WHAT YOU SHOULD DO:
Can you reproduce, character for character, the lines of the records from the line with "552, 996, 582]" to the line with "123, 393, 143]", including both of those lines and nothing else?

INPUT DATA:
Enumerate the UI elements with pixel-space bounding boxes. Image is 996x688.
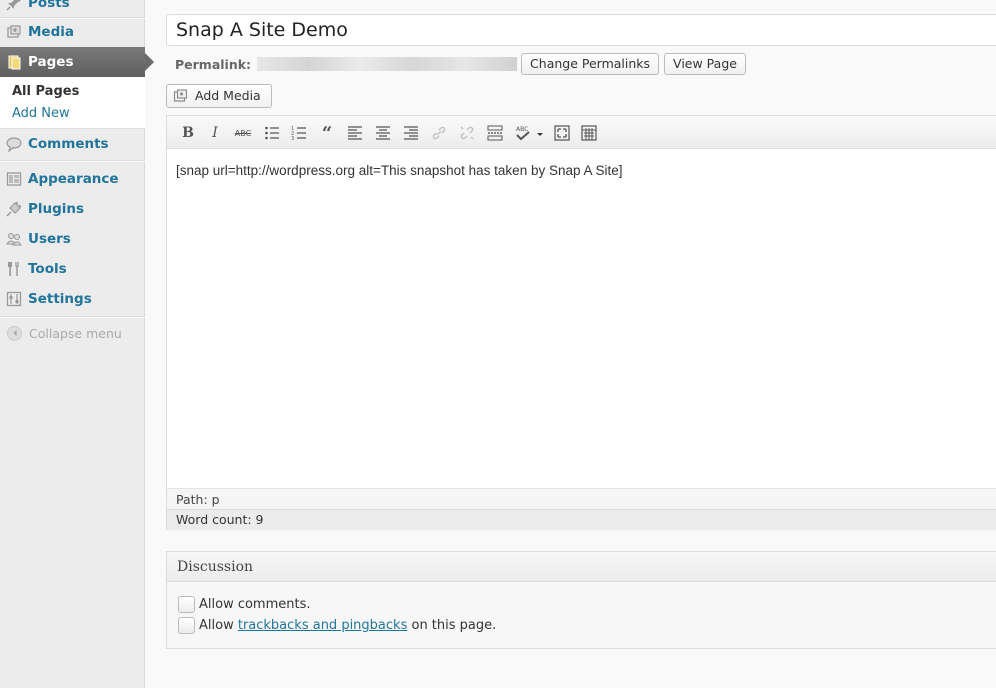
discussion-title[interactable]: Discussion	[167, 552, 996, 582]
collapse-menu[interactable]: Collapse menu	[0, 322, 145, 344]
editor-content[interactable]: [snap url=http://wordpress.org alt=This …	[176, 163, 623, 178]
add-media-button[interactable]: Add Media	[166, 84, 272, 108]
editor-toolbar: B I ABC 123 “ ABC	[167, 116, 996, 149]
view-page-button[interactable]: View Page	[664, 53, 746, 75]
submenu-add-new[interactable]: Add New	[12, 106, 70, 121]
appearance-icon	[6, 171, 22, 187]
svg-text:3: 3	[291, 136, 294, 141]
media-icon	[173, 88, 189, 104]
current-menu-arrow	[145, 53, 154, 71]
allow-pings-suffix: on this page.	[411, 618, 497, 633]
align-left-button[interactable]	[345, 123, 365, 143]
allow-comments-label: Allow comments.	[199, 597, 311, 612]
insert-more-icon[interactable]	[485, 123, 505, 143]
allow-comments-checkbox[interactable]	[178, 596, 195, 613]
menu-label: Plugins	[28, 201, 85, 217]
menu-posts[interactable]: Posts	[0, 0, 145, 18]
remove-link-icon[interactable]	[457, 123, 477, 143]
discussion-box: Discussion Allow comments. Allow trackba…	[166, 551, 996, 649]
media-icon	[6, 24, 22, 40]
menu-label: Tools	[28, 261, 67, 277]
bold-button[interactable]: B	[178, 123, 198, 143]
permalink-label: Permalink:	[175, 56, 252, 72]
main-content: Snap A Site Demo Permalink: Change Perma…	[166, 0, 996, 688]
menu-pages[interactable]: Pages	[0, 47, 154, 77]
users-icon	[6, 231, 22, 247]
menu-users[interactable]: Users	[0, 224, 145, 254]
menu-label: Media	[28, 24, 74, 40]
allow-pings-checkbox[interactable]	[178, 617, 195, 634]
collapse-label: Collapse menu	[29, 325, 122, 341]
submenu-all-pages[interactable]: All Pages	[12, 84, 79, 99]
permalink-url-redacted[interactable]	[257, 57, 518, 71]
allow-pings-prefix: Allow	[199, 618, 234, 633]
align-center-button[interactable]	[373, 123, 393, 143]
pages-icon	[6, 54, 22, 70]
blockquote-button[interactable]: “	[317, 123, 337, 144]
permalink-row: Permalink: Change Permalinks View Page	[175, 52, 746, 76]
strikethrough-button[interactable]: ABC	[233, 123, 253, 143]
menu-plugins[interactable]: Plugins	[0, 194, 145, 224]
allow-pings-row: Allow trackbacks and pingbacks on this p…	[178, 617, 496, 634]
spellcheck-icon[interactable]: ABC	[513, 123, 547, 143]
allow-comments-row: Allow comments.	[178, 596, 311, 613]
menu-tools[interactable]: Tools	[0, 254, 145, 284]
tinymce-editor: B I ABC 123 “ ABC [snap url=http://wordp…	[166, 115, 996, 530]
add-media-label: Add Media	[195, 88, 261, 103]
bullet-list-button[interactable]	[262, 123, 282, 143]
menu-divider	[0, 316, 145, 318]
italic-button[interactable]: I	[205, 123, 225, 143]
pin-icon	[6, 0, 22, 11]
menu-settings[interactable]: Settings	[0, 284, 145, 314]
menu-label: Pages	[28, 54, 74, 70]
menu-label: Settings	[28, 291, 92, 307]
change-permalinks-button[interactable]: Change Permalinks	[521, 53, 660, 75]
menu-media[interactable]: Media	[0, 17, 145, 47]
editor-path: Path: p	[167, 488, 996, 509]
trackbacks-link[interactable]: trackbacks and pingbacks	[238, 618, 408, 633]
align-right-button[interactable]	[401, 123, 421, 143]
tools-icon	[6, 261, 22, 277]
word-count: Word count: 9	[167, 509, 996, 530]
menu-comments[interactable]: Comments	[0, 129, 145, 159]
menu-label: Appearance	[28, 171, 119, 187]
numbered-list-button[interactable]: 123	[289, 123, 309, 143]
collapse-arrow-icon	[7, 325, 22, 341]
menu-divider	[0, 160, 145, 162]
admin-sidebar: Posts Media Pages All Pages Add New Comm…	[0, 0, 154, 688]
pages-submenu: All Pages Add New	[0, 77, 145, 129]
menu-label: Comments	[28, 136, 109, 152]
plugins-icon	[6, 201, 22, 217]
menu-appearance[interactable]: Appearance	[0, 164, 145, 194]
svg-text:ABC: ABC	[516, 126, 528, 133]
insert-link-icon[interactable]	[429, 123, 449, 143]
menu-label: Posts	[28, 0, 70, 11]
settings-icon	[6, 291, 22, 307]
comments-icon	[6, 136, 22, 152]
fullscreen-icon[interactable]	[552, 123, 572, 143]
page-title-input[interactable]: Snap A Site Demo	[166, 14, 996, 46]
toolbar-toggle-icon[interactable]	[579, 123, 599, 143]
menu-label: Users	[28, 231, 71, 247]
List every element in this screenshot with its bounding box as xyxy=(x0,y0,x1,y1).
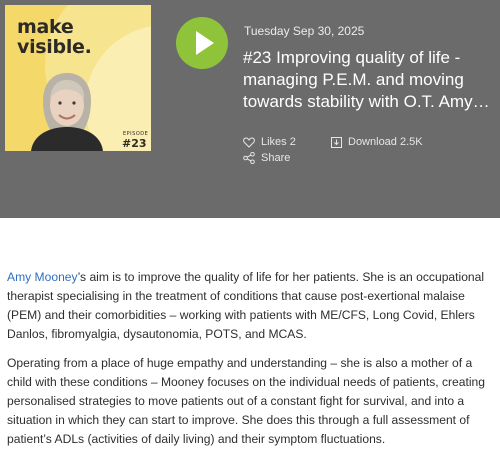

RESULT OF THIS TASK:
discussion-title[interactable]: Discussion	[167, 552, 996, 582]
collapse-menu[interactable]: Collapse menu	[0, 322, 145, 344]
editor-content[interactable]: [snap url=http://wordpress.org alt=This …	[176, 163, 623, 178]
add-media-button[interactable]: Add Media	[166, 84, 272, 108]
editor-toolbar: B I ABC 123 “ ABC	[167, 116, 996, 149]
view-page-button[interactable]: View Page	[664, 53, 746, 75]
submenu-add-new[interactable]: Add New	[12, 106, 70, 121]
appearance-icon	[6, 171, 22, 187]
svg-text:3: 3	[291, 136, 294, 141]
media-icon	[173, 88, 189, 104]
current-menu-arrow	[145, 53, 154, 71]
allow-pings-suffix: on this page.	[411, 618, 497, 633]
align-left-button[interactable]	[345, 123, 365, 143]
allow-comments-label: Allow comments.	[199, 597, 311, 612]
insert-more-icon[interactable]	[485, 123, 505, 143]
allow-comments-checkbox[interactable]	[178, 596, 195, 613]
menu-label: Plugins	[28, 201, 85, 217]
menu-posts[interactable]: Posts	[0, 0, 145, 18]
remove-link-icon[interactable]	[457, 123, 477, 143]
discussion-box: Discussion Allow comments. Allow trackba…	[166, 551, 996, 649]
media-icon	[6, 24, 22, 40]
menu-label: Tools	[28, 261, 67, 277]
bold-button[interactable]: B	[178, 123, 198, 143]
permalink-label: Permalink:	[175, 56, 252, 72]
main-content: Snap A Site Demo Permalink: Change Perma…	[166, 0, 996, 688]
menu-pages[interactable]: Pages	[0, 47, 154, 77]
users-icon	[6, 231, 22, 247]
menu-users[interactable]: Users	[0, 224, 145, 254]
menu-label: Media	[28, 24, 74, 40]
allow-pings-checkbox[interactable]	[178, 617, 195, 634]
collapse-label: Collapse menu	[29, 325, 122, 341]
submenu-all-pages[interactable]: All Pages	[12, 84, 79, 99]
permalink-url-redacted[interactable]	[257, 57, 518, 71]
allow-pings-prefix: Allow	[199, 618, 234, 633]
align-center-button[interactable]	[373, 123, 393, 143]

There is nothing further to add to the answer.